▸ Instruction
In the records below, find each line with the word "name" and copy it.

▸ Entries shown
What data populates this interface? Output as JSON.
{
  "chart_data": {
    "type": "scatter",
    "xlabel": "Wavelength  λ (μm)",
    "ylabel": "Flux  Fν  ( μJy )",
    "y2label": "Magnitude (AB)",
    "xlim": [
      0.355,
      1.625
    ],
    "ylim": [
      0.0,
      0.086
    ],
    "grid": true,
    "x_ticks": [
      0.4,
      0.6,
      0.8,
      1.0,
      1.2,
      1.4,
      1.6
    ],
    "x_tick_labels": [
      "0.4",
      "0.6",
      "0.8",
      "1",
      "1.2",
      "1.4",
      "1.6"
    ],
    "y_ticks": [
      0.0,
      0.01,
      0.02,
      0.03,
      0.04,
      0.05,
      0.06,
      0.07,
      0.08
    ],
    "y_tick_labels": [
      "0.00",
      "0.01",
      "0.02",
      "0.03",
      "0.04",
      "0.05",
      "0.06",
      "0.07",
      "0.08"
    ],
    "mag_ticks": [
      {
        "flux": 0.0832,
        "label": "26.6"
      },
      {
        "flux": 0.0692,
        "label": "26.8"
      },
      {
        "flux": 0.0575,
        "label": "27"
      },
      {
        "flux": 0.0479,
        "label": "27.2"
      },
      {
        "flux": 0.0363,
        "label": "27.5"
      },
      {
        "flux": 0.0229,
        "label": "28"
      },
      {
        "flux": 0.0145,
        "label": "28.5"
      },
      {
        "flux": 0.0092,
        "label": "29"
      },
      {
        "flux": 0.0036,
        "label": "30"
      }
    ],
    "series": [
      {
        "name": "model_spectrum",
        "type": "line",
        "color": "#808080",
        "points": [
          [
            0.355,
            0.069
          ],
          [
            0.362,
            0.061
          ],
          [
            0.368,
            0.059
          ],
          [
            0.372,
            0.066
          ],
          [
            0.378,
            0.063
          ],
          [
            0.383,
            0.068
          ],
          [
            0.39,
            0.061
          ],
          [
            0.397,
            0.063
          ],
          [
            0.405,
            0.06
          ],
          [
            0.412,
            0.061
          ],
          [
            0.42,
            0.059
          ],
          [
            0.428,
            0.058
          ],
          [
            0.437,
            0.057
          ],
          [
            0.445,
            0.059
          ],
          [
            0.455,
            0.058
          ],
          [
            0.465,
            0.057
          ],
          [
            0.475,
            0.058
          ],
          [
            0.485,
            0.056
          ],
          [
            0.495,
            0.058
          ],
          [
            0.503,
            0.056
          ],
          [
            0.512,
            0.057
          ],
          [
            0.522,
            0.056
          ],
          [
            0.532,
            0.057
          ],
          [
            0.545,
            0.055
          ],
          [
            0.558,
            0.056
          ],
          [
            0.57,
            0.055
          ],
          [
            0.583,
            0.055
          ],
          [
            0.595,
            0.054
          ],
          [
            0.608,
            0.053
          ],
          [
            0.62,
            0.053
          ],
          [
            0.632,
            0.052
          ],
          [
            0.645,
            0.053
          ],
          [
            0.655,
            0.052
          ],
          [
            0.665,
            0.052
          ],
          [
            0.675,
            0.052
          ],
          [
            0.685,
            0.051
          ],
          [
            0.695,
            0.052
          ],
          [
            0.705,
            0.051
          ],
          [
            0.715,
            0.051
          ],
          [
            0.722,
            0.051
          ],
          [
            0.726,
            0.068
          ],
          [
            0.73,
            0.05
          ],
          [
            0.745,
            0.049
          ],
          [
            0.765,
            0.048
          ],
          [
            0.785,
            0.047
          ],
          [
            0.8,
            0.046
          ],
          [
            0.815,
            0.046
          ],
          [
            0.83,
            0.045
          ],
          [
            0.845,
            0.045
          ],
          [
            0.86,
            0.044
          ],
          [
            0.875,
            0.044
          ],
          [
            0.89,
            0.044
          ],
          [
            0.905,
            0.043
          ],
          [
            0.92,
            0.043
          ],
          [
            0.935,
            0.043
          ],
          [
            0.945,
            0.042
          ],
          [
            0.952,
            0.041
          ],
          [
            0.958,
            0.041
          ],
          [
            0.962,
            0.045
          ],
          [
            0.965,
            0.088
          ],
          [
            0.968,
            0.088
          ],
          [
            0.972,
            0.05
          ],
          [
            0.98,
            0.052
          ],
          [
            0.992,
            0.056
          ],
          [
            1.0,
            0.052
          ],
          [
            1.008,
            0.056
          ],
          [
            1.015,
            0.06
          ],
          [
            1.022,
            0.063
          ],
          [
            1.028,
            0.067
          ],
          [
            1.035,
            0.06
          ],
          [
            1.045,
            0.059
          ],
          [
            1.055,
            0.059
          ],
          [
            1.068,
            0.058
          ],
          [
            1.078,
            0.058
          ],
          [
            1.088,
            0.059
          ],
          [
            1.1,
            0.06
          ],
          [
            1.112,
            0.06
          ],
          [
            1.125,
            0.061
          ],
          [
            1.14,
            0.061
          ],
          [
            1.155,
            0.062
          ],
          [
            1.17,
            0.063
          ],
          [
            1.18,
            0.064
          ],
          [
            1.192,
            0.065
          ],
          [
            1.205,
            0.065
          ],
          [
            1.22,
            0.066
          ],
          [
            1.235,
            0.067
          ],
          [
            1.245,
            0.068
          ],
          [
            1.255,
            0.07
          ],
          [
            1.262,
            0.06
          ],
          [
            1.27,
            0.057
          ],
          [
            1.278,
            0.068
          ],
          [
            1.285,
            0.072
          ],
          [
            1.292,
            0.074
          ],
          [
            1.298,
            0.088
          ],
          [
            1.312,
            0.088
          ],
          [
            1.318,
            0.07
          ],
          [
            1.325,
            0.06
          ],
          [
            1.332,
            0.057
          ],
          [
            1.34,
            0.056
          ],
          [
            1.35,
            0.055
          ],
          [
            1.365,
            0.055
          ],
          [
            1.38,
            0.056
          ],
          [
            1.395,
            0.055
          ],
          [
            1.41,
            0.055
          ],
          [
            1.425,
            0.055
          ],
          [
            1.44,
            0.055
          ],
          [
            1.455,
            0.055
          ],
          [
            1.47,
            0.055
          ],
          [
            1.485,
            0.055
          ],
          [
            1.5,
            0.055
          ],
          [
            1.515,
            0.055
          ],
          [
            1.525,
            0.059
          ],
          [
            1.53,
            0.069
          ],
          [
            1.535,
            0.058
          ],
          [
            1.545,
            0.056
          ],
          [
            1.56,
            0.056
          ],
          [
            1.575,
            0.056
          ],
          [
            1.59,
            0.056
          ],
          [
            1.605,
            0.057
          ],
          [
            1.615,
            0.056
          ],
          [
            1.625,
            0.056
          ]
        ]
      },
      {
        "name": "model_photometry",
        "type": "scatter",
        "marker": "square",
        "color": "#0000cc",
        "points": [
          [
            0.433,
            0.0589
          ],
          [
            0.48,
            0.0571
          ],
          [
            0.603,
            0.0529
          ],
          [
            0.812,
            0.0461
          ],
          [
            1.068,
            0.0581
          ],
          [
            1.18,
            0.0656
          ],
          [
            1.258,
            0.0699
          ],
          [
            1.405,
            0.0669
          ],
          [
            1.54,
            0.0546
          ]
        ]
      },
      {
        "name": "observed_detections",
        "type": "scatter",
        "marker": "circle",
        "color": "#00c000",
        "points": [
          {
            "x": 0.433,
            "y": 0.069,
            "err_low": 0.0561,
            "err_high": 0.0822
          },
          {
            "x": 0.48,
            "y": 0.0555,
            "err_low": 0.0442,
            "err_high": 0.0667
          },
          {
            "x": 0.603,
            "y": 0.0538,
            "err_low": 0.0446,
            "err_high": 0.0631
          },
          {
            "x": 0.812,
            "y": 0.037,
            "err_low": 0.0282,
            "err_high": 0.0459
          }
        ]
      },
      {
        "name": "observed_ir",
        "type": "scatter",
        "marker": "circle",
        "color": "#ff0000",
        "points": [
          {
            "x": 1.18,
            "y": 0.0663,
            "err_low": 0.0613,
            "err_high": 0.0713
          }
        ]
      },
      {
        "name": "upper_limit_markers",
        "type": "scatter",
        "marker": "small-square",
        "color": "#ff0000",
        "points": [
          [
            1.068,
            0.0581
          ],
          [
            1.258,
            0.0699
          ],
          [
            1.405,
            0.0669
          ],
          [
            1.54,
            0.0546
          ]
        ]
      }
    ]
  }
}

▸ Worked solution
        "name": "model_spectrum",
        "name": "model_photometry",
        "name": "observed_detections",
        "name": "observed_ir",
        "name": "upper_limit_markers",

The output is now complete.